◆ **WHAT IS ASKED**:
Filter the entries and keep only the lines where the string "color" appears.

◆ **Saved entries**:
****************

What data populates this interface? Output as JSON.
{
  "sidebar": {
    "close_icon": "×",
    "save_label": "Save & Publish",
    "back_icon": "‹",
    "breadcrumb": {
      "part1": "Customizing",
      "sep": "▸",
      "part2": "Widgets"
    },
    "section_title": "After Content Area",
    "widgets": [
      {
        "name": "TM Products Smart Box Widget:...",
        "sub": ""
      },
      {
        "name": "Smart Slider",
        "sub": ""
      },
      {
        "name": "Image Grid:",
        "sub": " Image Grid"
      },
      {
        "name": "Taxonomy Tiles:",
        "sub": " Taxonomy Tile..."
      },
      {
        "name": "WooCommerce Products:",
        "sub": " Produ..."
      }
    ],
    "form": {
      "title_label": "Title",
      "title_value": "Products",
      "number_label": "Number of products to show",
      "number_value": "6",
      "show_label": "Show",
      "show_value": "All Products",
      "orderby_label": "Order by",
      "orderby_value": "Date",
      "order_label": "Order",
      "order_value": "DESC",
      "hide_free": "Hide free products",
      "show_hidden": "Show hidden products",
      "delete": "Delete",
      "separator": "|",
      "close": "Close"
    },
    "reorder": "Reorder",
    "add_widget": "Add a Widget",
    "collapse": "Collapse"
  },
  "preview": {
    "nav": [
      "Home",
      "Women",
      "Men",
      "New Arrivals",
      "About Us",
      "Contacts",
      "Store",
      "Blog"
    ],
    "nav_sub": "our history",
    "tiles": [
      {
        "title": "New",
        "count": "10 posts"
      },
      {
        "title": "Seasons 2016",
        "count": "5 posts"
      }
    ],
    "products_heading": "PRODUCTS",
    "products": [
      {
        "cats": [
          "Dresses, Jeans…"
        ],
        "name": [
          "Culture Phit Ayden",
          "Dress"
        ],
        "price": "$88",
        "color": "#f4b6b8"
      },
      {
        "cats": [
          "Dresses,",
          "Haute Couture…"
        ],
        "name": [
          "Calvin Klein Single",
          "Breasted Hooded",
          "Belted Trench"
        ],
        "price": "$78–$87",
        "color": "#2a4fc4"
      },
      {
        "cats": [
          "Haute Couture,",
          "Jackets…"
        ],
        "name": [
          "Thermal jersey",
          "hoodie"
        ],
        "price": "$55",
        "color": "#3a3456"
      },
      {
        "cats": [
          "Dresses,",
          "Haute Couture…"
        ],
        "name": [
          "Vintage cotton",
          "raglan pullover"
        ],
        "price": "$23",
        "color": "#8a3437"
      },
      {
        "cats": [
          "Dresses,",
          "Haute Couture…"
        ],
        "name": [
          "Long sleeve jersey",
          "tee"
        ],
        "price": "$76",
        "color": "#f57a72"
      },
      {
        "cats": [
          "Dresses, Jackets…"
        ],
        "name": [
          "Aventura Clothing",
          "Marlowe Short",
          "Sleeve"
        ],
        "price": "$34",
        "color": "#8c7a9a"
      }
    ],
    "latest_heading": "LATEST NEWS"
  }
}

****************

◆ **RESPONSE**:
        "color": "#f4b6b8"
        "color": "#2a4fc4"
        "color": "#3a3456"
        "color": "#8a3437"
        "color": "#f57a72"
        "color": "#8c7a9a"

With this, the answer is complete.